[DIRECTIONS FOR THIS TASK]
Please copy every line of the records below that holds the word "Science".
— start AVAILABLE DATA —
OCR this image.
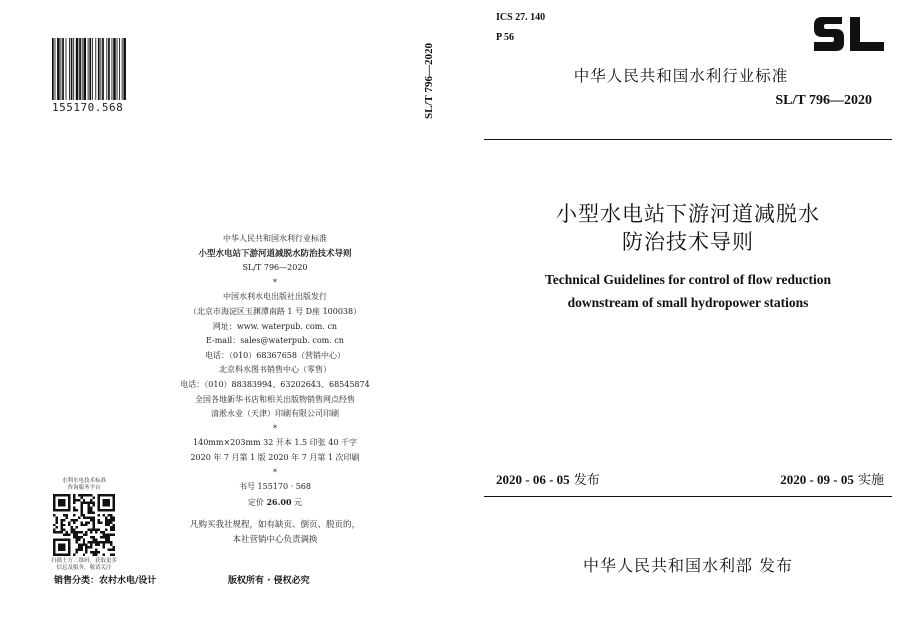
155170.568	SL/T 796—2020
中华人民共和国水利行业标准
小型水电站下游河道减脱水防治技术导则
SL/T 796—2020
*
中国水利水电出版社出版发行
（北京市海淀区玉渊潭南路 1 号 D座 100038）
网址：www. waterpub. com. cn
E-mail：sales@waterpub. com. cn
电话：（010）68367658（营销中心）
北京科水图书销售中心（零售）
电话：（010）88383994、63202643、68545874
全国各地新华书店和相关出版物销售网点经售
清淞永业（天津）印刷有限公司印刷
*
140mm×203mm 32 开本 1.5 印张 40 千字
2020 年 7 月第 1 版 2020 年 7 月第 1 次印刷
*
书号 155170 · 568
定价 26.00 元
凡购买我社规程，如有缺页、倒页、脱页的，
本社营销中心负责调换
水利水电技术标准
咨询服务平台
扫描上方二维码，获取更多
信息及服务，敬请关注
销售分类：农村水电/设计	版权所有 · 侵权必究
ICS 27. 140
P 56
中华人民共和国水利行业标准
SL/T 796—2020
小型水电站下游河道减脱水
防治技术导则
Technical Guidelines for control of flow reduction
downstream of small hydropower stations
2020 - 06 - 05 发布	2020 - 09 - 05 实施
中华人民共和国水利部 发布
— end AVAILABLE DATA —
— start AVAILABLE DATA —
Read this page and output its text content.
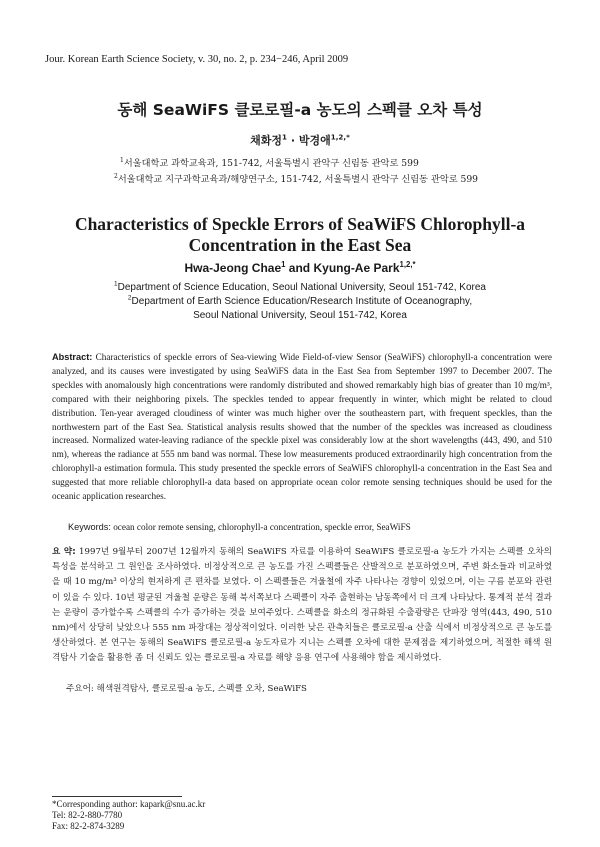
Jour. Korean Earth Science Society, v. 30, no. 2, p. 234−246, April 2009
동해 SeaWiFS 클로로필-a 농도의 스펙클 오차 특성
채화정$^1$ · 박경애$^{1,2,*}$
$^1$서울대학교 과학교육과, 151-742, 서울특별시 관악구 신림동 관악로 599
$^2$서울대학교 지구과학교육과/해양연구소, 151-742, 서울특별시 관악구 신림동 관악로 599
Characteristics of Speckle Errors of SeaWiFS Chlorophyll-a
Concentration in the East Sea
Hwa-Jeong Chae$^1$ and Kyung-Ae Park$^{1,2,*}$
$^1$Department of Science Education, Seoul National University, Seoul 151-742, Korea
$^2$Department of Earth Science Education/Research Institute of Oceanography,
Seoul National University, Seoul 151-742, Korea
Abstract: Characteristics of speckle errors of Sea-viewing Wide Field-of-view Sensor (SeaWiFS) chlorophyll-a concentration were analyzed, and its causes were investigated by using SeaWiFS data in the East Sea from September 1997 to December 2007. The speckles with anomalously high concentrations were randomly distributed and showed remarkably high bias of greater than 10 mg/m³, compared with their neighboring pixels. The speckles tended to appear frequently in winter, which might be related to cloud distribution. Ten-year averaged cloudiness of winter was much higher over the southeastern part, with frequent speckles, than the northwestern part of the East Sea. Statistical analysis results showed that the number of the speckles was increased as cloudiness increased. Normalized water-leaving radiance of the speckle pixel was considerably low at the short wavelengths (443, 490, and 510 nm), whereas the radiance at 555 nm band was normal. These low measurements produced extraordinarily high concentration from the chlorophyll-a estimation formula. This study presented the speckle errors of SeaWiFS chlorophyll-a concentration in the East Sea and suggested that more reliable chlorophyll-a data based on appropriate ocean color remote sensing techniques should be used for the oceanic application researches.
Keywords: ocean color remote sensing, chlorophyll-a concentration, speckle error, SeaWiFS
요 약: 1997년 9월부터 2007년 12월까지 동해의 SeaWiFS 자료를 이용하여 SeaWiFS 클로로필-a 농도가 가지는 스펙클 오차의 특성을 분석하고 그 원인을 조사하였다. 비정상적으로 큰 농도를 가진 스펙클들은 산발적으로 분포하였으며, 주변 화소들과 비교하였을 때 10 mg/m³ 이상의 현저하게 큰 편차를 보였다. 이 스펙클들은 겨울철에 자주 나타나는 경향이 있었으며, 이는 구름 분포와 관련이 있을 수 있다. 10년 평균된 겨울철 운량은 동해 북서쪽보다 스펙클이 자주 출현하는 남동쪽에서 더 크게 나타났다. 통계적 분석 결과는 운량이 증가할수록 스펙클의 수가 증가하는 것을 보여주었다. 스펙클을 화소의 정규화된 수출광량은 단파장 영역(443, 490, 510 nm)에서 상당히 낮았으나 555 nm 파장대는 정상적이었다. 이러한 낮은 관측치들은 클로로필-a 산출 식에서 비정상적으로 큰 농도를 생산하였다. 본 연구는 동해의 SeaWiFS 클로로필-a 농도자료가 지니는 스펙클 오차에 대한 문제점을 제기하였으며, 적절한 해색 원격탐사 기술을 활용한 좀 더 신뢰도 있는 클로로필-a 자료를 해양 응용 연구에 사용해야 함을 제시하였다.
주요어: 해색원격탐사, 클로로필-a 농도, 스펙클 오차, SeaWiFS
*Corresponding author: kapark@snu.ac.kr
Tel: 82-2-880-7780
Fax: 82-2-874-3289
— end AVAILABLE DATA —
— start AVAILABLE DATA —
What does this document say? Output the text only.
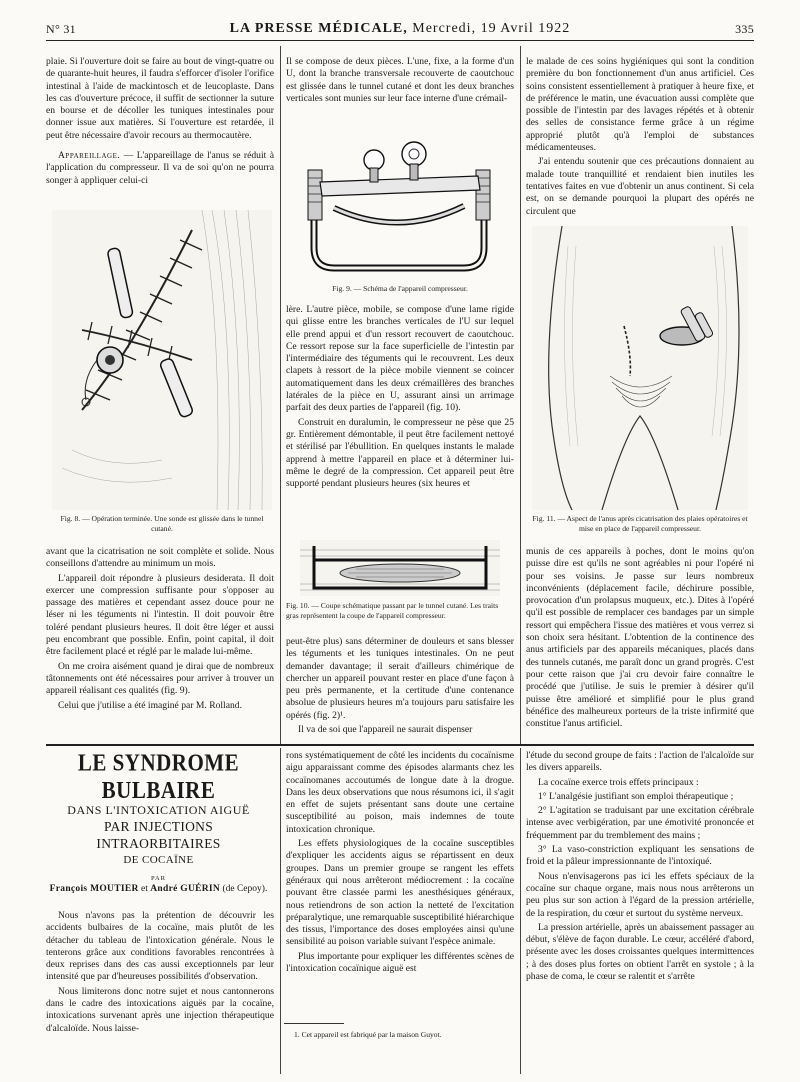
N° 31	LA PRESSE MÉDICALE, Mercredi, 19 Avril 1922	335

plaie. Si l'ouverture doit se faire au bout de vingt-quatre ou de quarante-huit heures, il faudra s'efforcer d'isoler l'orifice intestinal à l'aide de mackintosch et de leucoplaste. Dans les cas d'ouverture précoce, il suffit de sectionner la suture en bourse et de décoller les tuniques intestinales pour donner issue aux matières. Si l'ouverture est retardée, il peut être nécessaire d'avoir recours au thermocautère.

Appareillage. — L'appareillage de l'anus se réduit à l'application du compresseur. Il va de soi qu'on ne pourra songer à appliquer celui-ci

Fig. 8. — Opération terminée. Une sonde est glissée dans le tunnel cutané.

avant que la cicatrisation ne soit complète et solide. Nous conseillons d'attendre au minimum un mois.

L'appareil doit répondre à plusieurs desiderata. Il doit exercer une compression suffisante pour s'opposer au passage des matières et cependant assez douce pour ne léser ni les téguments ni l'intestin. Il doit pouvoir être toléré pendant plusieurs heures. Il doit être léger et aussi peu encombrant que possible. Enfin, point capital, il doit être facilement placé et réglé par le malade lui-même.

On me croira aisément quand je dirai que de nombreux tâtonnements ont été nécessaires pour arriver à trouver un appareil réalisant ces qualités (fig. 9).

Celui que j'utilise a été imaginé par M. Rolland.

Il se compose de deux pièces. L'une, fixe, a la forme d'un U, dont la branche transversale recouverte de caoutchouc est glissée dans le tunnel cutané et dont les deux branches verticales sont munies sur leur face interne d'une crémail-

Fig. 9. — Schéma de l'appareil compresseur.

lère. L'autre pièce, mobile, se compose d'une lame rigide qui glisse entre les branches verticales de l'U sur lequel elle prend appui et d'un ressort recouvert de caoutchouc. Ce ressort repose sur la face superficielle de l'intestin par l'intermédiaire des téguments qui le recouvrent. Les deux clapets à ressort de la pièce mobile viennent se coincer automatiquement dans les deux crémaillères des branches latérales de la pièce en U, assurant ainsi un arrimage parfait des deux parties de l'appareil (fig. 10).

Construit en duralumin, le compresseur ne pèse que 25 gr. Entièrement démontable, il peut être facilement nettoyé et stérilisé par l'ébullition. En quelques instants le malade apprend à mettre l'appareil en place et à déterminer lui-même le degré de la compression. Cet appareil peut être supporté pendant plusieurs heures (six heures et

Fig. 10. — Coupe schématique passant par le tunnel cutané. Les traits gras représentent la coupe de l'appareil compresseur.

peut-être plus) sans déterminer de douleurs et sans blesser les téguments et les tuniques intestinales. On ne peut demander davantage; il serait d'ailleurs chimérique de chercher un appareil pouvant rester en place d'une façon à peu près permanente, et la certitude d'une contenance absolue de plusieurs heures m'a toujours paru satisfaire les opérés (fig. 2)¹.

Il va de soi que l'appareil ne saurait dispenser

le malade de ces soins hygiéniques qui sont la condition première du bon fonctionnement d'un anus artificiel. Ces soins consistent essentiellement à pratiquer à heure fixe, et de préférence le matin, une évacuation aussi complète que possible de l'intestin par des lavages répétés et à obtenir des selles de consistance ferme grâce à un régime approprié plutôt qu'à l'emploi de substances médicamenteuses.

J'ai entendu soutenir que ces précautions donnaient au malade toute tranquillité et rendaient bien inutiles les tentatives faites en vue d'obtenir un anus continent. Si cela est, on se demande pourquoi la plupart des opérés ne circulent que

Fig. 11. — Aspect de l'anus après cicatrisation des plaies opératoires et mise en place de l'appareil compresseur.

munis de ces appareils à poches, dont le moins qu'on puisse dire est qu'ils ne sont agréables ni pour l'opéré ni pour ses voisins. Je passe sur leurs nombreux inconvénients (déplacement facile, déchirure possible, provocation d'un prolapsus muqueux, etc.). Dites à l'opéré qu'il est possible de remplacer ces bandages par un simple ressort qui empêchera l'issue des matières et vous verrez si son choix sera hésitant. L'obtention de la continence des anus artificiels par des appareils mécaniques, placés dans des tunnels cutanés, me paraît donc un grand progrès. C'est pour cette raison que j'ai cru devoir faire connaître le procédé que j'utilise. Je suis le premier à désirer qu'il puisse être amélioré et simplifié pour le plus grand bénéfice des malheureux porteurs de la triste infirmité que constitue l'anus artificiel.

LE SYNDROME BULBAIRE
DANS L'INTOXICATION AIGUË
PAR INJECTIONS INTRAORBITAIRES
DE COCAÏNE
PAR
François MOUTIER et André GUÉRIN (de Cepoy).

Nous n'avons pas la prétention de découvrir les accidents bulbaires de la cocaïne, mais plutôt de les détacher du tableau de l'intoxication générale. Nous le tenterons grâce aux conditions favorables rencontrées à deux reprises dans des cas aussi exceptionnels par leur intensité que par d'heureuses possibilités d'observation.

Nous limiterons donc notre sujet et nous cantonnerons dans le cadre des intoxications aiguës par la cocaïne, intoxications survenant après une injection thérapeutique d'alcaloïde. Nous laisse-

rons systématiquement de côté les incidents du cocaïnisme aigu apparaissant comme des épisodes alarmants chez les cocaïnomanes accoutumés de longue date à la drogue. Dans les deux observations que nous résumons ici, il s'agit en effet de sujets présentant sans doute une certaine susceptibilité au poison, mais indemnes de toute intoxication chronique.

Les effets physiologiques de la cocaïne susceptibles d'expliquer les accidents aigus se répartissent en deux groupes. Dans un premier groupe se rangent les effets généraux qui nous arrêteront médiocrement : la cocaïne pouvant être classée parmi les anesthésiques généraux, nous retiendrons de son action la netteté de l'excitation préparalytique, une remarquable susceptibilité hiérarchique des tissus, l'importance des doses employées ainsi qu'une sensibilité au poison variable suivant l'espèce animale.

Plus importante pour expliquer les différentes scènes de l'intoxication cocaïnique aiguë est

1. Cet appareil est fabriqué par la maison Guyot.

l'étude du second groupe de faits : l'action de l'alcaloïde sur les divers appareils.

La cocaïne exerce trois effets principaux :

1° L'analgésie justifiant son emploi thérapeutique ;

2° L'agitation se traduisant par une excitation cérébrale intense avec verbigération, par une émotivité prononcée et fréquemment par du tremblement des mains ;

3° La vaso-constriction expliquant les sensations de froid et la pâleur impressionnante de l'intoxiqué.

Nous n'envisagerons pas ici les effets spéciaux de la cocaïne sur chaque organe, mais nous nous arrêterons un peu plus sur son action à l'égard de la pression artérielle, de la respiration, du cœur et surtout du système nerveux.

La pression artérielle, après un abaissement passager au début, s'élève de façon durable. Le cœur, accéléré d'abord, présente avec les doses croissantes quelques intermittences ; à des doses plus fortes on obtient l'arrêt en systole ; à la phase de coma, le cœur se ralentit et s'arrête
— end AVAILABLE DATA —
[FULL RESPONSE]
Jour. Korean Earth Science Society, v. 30, no. 2, p. 234−246, April 2009
$^1$Department of Science Education, Seoul National University, Seoul 151-742, Korea
$^2$Department of Earth Science Education/Research Institute of Oceanography,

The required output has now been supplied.